Transcribe every line of the listing below without any deviation.

-- INFORMATION GIVEN --
· · · · · · ·

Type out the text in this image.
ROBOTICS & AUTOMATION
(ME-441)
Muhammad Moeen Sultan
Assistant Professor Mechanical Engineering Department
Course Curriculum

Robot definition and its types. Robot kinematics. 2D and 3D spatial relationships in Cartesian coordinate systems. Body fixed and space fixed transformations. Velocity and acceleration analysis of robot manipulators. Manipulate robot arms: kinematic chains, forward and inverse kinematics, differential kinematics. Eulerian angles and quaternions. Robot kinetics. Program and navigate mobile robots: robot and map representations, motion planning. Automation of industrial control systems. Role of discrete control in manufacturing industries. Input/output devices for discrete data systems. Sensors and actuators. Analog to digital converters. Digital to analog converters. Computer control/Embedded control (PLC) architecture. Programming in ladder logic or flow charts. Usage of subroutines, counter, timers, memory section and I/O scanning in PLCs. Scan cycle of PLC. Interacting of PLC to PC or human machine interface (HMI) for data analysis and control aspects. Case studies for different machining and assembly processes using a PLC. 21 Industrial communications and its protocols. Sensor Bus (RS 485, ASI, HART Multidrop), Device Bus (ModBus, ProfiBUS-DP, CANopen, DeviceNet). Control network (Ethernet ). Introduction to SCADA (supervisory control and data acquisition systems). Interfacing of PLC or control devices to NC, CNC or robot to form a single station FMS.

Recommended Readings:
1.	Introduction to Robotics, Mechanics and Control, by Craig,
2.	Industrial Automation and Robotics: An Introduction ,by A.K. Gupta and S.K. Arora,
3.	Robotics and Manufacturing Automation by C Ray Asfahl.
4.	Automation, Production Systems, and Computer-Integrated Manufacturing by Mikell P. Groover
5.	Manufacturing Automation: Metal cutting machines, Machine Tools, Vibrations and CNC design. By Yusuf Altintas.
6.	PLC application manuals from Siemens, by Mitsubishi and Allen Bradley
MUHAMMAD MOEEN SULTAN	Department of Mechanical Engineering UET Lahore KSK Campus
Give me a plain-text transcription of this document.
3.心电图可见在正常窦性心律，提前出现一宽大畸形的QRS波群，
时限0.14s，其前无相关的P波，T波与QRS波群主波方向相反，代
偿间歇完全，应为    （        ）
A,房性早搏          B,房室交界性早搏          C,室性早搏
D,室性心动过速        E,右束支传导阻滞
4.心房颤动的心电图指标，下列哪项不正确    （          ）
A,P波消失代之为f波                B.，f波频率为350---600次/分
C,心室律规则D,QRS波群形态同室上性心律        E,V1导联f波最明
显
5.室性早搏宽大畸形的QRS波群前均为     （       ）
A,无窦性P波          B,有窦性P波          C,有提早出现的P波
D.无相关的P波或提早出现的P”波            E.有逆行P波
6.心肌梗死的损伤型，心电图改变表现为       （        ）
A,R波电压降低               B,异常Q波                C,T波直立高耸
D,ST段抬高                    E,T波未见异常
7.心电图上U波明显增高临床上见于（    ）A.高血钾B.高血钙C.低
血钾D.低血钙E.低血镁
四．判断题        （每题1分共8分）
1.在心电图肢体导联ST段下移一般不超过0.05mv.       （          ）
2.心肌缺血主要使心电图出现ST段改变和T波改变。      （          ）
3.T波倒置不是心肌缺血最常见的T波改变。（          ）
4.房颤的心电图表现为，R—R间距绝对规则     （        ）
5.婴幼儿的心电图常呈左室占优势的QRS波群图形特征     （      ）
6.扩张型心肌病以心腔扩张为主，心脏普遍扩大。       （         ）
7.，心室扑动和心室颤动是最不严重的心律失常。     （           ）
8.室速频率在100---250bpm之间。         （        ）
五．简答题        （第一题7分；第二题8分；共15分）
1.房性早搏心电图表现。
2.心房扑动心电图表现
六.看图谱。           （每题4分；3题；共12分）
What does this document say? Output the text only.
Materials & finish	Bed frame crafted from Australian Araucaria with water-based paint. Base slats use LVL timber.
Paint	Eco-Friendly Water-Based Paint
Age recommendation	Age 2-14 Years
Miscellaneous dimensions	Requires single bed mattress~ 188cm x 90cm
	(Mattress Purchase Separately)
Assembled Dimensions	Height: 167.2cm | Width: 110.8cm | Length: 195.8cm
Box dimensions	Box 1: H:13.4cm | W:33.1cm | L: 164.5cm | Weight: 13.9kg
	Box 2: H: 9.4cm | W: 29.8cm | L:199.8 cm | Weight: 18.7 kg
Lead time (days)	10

· · · · · · ·

-- SOLUTION FOR THIS EXERCISE --
Type out the text in this image.
ROBOTICS & AUTOMATION
(ME-441)
Muhammad Moeen Sultan
Assistant Professor Mechanical Engineering Department
Course Curriculum

Robot definition and its types. Robot kinematics. 2D and 3D spatial relationships in Cartesian coordinate systems. Body fixed and space fixed transformations. Velocity and acceleration analysis of robot manipulators. Manipulate robot arms: kinematic chains, forward and inverse kinematics, differential kinematics. Eulerian angles and quaternions. Robot kinetics. Program and navigate mobile robots: robot and map representations, motion planning. Automation of industrial control systems. Role of discrete control in manufacturing industries. Input/output devices for discrete data systems. Sensors and actuators. Analog to digital converters. Digital to analog converters. Computer control/Embedded control (PLC) architecture. Programming in ladder logic or flow charts. Usage of subroutines, counter, timers, memory section and I/O scanning in PLCs. Scan cycle of PLC. Interacting of PLC to PC or human machine interface (HMI) for data analysis and control aspects. Case studies for different machining and assembly processes using a PLC. 21 Industrial communications and its protocols. Sensor Bus (RS 485, ASI, HART Multidrop), Device Bus (ModBus, ProfiBUS-DP, CANopen, DeviceNet). Control network (Ethernet ). Introduction to SCADA (supervisory control and data acquisition systems). Interfacing of PLC or control devices to NC, CNC or robot to form a single station FMS.

Recommended Readings:
1.	Introduction to Robotics, Mechanics and Control, by Craig,
2.	Industrial Automation and Robotics: An Introduction ,by A.K. Gupta and S.K. Arora,
3.	Robotics and Manufacturing Automation by C Ray Asfahl.
4.	Automation, Production Systems, and Computer-Integrated Manufacturing by Mikell P. Groover
5.	Manufacturing Automation: Metal cutting machines, Machine Tools, Vibrations and CNC design. By Yusuf Altintas.
6.	PLC application manuals from Siemens, by Mitsubishi and Allen Bradley
MUHAMMAD MOEEN SULTAN	Department of Mechanical Engineering UET Lahore KSK Campus
Give me a plain-text transcription of this document.
3.心电图可见在正常窦性心律，提前出现一宽大畸形的QRS波群，
时限0.14s，其前无相关的P波，T波与QRS波群主波方向相反，代
偿间歇完全，应为    （        ）
A,房性早搏          B,房室交界性早搏          C,室性早搏
D,室性心动过速        E,右束支传导阻滞
4.心房颤动的心电图指标，下列哪项不正确    （          ）
A,P波消失代之为f波                B.，f波频率为350---600次/分
C,心室律规则D,QRS波群形态同室上性心律        E,V1导联f波最明
显
5.室性早搏宽大畸形的QRS波群前均为     （       ）
A,无窦性P波          B,有窦性P波          C,有提早出现的P波
D.无相关的P波或提早出现的P”波            E.有逆行P波
6.心肌梗死的损伤型，心电图改变表现为       （        ）
A,R波电压降低               B,异常Q波                C,T波直立高耸
D,ST段抬高                    E,T波未见异常
7.心电图上U波明显增高临床上见于（    ）A.高血钾B.高血钙C.低
血钾D.低血钙E.低血镁
四．判断题        （每题1分共8分）
1.在心电图肢体导联ST段下移一般不超过0.05mv.       （          ）
2.心肌缺血主要使心电图出现ST段改变和T波改变。      （          ）
3.T波倒置不是心肌缺血最常见的T波改变。（          ）
4.房颤的心电图表现为，R—R间距绝对规则     （        ）
5.婴幼儿的心电图常呈左室占优势的QRS波群图形特征     （      ）
6.扩张型心肌病以心腔扩张为主，心脏普遍扩大。       （         ）
7.，心室扑动和心室颤动是最不严重的心律失常。     （           ）
8.室速频率在100---250bpm之间。         （        ）
五．简答题        （第一题7分；第二题8分；共15分）
1.房性早搏心电图表现。
2.心房扑动心电图表现
六.看图谱。           （每题4分；3题；共12分）
What does this document say? Output the text only.
Materials & finish	Bed frame crafted from Australian Araucaria with water-based paint. Base slats use LVL timber.
Paint	Eco-Friendly Water-Based Paint
Age recommendation	Age 2-14 Years
Miscellaneous dimensions	Requires single bed mattress~ 188cm x 90cm
	(Mattress Purchase Separately)
Assembled Dimensions	Height: 167.2cm | Width: 110.8cm | Length: 195.8cm
Box dimensions	Box 1: H:13.4cm | W:33.1cm | L: 164.5cm | Weight: 13.9kg
	Box 2: H: 9.4cm | W: 29.8cm | L:199.8 cm | Weight: 18.7 kg
Lead time (days)	10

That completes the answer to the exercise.